* DATA IN THIS EXERCISE *
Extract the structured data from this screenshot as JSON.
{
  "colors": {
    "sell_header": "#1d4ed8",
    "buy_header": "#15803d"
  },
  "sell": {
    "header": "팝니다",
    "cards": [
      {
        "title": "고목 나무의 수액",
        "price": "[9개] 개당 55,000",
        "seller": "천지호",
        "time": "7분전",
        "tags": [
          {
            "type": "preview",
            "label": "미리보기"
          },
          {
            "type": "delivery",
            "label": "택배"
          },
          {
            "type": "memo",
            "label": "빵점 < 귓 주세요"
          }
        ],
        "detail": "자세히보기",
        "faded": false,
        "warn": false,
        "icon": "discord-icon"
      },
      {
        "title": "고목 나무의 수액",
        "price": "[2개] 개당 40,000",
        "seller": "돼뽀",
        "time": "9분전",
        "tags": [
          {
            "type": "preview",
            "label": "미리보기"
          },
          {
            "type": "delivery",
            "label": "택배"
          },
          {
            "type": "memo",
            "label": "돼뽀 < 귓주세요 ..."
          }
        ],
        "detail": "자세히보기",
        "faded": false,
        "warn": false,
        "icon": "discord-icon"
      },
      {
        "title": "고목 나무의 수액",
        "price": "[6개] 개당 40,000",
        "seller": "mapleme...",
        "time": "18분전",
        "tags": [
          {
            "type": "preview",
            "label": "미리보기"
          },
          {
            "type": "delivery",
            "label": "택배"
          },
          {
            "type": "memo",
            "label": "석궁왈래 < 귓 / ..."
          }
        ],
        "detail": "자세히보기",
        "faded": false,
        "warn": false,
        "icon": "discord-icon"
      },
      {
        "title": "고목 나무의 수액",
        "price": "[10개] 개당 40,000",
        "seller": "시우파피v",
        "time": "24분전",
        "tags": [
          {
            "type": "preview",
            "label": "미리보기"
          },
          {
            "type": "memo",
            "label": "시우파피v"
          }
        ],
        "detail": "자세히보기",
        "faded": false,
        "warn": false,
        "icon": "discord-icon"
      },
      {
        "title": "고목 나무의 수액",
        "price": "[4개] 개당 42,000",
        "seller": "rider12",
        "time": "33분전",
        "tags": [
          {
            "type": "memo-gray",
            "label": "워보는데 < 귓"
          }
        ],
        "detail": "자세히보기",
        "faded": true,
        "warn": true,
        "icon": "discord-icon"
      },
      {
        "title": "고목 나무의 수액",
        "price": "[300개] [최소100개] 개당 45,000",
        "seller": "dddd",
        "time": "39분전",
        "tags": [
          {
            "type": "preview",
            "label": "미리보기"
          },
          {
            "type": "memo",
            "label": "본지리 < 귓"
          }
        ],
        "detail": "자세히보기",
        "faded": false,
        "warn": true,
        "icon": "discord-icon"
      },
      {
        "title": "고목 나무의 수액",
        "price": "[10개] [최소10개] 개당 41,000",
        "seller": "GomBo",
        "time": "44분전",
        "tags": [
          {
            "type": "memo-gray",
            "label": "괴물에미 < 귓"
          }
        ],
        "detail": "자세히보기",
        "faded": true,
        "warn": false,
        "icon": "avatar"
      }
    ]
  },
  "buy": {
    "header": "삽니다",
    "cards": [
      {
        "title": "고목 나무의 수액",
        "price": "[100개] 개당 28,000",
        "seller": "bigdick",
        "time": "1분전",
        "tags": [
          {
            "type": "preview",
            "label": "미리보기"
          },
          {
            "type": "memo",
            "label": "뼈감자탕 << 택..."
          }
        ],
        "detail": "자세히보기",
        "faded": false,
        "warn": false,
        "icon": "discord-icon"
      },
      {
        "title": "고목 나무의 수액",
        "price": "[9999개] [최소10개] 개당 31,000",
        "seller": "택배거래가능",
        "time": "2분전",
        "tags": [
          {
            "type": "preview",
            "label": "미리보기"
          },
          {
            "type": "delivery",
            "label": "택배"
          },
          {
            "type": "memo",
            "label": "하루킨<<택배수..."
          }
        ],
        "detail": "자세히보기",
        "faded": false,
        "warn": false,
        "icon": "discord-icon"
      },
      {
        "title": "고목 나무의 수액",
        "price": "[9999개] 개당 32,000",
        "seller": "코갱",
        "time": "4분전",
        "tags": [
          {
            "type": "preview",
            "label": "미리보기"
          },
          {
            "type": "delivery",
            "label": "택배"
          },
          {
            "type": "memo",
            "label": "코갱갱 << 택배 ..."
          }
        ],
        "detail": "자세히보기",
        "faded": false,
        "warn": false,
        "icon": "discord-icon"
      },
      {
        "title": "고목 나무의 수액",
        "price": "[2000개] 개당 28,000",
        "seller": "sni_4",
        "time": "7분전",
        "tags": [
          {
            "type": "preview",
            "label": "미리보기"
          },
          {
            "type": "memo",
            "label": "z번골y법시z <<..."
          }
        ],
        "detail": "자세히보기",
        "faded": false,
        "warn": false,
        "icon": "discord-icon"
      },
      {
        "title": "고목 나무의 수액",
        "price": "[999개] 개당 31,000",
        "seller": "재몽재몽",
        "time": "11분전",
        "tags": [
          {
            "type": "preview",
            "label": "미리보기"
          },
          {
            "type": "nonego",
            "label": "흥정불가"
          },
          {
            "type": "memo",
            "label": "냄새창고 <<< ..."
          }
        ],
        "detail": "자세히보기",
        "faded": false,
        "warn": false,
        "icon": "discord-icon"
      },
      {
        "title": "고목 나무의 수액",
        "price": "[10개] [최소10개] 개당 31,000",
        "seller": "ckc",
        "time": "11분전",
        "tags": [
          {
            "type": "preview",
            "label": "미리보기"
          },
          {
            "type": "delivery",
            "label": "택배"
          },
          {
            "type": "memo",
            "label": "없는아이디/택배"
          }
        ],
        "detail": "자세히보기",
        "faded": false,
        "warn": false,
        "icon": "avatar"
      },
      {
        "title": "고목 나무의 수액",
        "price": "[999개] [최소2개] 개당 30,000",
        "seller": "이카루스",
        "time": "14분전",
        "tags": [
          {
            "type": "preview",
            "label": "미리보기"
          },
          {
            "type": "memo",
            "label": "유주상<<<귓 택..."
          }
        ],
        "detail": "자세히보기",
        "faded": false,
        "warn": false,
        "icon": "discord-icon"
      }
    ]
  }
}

* WHAT YOU ARE ASKED TO DO *
Retype the entries one by one, exactly.

* OUTPUT OF THE TASK *
Extract the structured data from this screenshot as JSON.
{
  "colors": {
    "sell_header": "#1d4ed8",
    "buy_header": "#15803d"
  },
  "sell": {
    "header": "팝니다",
    "cards": [
      {
        "title": "고목 나무의 수액",
        "price": "[9개] 개당 55,000",
        "seller": "천지호",
        "time": "7분전",
        "tags": [
          {
            "type": "preview",
            "label": "미리보기"
          },
          {
            "type": "delivery",
            "label": "택배"
          },
          {
            "type": "memo",
            "label": "빵점 < 귓 주세요"
          }
        ],
        "detail": "자세히보기",
        "faded": false,
        "warn": false,
        "icon": "discord-icon"
      },
      {
        "title": "고목 나무의 수액",
        "price": "[2개] 개당 40,000",
        "seller": "돼뽀",
        "time": "9분전",
        "tags": [
          {
            "type": "preview",
            "label": "미리보기"
          },
          {
            "type": "delivery",
            "label": "택배"
          },
          {
            "type": "memo",
            "label": "돼뽀 < 귓주세요 ..."
          }
        ],
        "detail": "자세히보기",
        "faded": false,
        "warn": false,
        "icon": "discord-icon"
      },
      {
        "title": "고목 나무의 수액",
        "price": "[6개] 개당 40,000",
        "seller": "mapleme...",
        "time": "18분전",
        "tags": [
          {
            "type": "preview",
            "label": "미리보기"
          },
          {
            "type": "delivery",
            "label": "택배"
          },
          {
            "type": "memo",
            "label": "석궁왈래 < 귓 / ..."
          }
        ],
        "detail": "자세히보기",
        "faded": false,
        "warn": false,
        "icon": "discord-icon"
      },
      {
        "title": "고목 나무의 수액",
        "price": "[10개] 개당 40,000",
        "seller": "시우파피v",
        "time": "24분전",
        "tags": [
          {
            "type": "preview",
            "label": "미리보기"
          },
          {
            "type": "memo",
            "label": "시우파피v"
          }
        ],
        "detail": "자세히보기",
        "faded": false,
        "warn": false,
        "icon": "discord-icon"
      },
      {
        "title": "고목 나무의 수액",
        "price": "[4개] 개당 42,000",
        "seller": "rider12",
        "time": "33분전",
        "tags": [
          {
            "type": "memo-gray",
            "label": "워보는데 < 귓"
          }
        ],
        "detail": "자세히보기",
        "faded": true,
        "warn": true,
        "icon": "discord-icon"
      },
      {
        "title": "고목 나무의 수액",
        "price": "[300개] [최소100개] 개당 45,000",
        "seller": "dddd",
        "time": "39분전",
        "tags": [
          {
            "type": "preview",
            "label": "미리보기"
          },
          {
            "type": "memo",
            "label": "본지리 < 귓"
          }
        ],
        "detail": "자세히보기",
        "faded": false,
        "warn": true,
        "icon": "discord-icon"
      },
      {
        "title": "고목 나무의 수액",
        "price": "[10개] [최소10개] 개당 41,000",
        "seller": "GomBo",
        "time": "44분전",
        "tags": [
          {
            "type": "memo-gray",
            "label": "괴물에미 < 귓"
          }
        ],
        "detail": "자세히보기",
        "faded": true,
        "warn": false,
        "icon": "avatar"
      }
    ]
  },
  "buy": {
    "header": "삽니다",
    "cards": [
      {
        "title": "고목 나무의 수액",
        "price": "[100개] 개당 28,000",
        "seller": "bigdick",
        "time": "1분전",
        "tags": [
          {
            "type": "preview",
            "label": "미리보기"
          },
          {
            "type": "memo",
            "label": "뼈감자탕 << 택..."
          }
        ],
        "detail": "자세히보기",
        "faded": false,
        "warn": false,
        "icon": "discord-icon"
      },
      {
        "title": "고목 나무의 수액",
        "price": "[9999개] [최소10개] 개당 31,000",
        "seller": "택배거래가능",
        "time": "2분전",
        "tags": [
          {
            "type": "preview",
            "label": "미리보기"
          },
          {
            "type": "delivery",
            "label": "택배"
          },
          {
            "type": "memo",
            "label": "하루킨<<택배수..."
          }
        ],
        "detail": "자세히보기",
        "faded": false,
        "warn": false,
        "icon": "discord-icon"
      },
      {
        "title": "고목 나무의 수액",
        "price": "[9999개] 개당 32,000",
        "seller": "코갱",
        "time": "4분전",
        "tags": [
          {
            "type": "preview",
            "label": "미리보기"
          },
          {
            "type": "delivery",
            "label": "택배"
          },
          {
            "type": "memo",
            "label": "코갱갱 << 택배 ..."
          }
        ],
        "detail": "자세히보기",
        "faded": false,
        "warn": false,
        "icon": "discord-icon"
      },
      {
        "title": "고목 나무의 수액",
        "price": "[2000개] 개당 28,000",
        "seller": "sni_4",
        "time": "7분전",
        "tags": [
          {
            "type": "preview",
            "label": "미리보기"
          },
          {
            "type": "memo",
            "label": "z번골y법시z <<..."
          }
        ],
        "detail": "자세히보기",
        "faded": false,
        "warn": false,
        "icon": "discord-icon"
      },
      {
        "title": "고목 나무의 수액",
        "price": "[999개] 개당 31,000",
        "seller": "재몽재몽",
        "time": "11분전",
        "tags": [
          {
            "type": "preview",
            "label": "미리보기"
          },
          {
            "type": "nonego",
            "label": "흥정불가"
          },
          {
            "type": "memo",
            "label": "냄새창고 <<< ..."
          }
        ],
        "detail": "자세히보기",
        "faded": false,
        "warn": false,
        "icon": "discord-icon"
      },
      {
        "title": "고목 나무의 수액",
        "price": "[10개] [최소10개] 개당 31,000",
        "seller": "ckc",
        "time": "11분전",
        "tags": [
          {
            "type": "preview",
            "label": "미리보기"
          },
          {
            "type": "delivery",
            "label": "택배"
          },
          {
            "type": "memo",
            "label": "없는아이디/택배"
          }
        ],
        "detail": "자세히보기",
        "faded": false,
        "warn": false,
        "icon": "avatar"
      },
      {
        "title": "고목 나무의 수액",
        "price": "[999개] [최소2개] 개당 30,000",
        "seller": "이카루스",
        "time": "14분전",
        "tags": [
          {
            "type": "preview",
            "label": "미리보기"
          },
          {
            "type": "memo",
            "label": "유주상<<<귓 택..."
          }
        ],
        "detail": "자세히보기",
        "faded": false,
        "warn": false,
        "icon": "discord-icon"
      }
    ]
  }
}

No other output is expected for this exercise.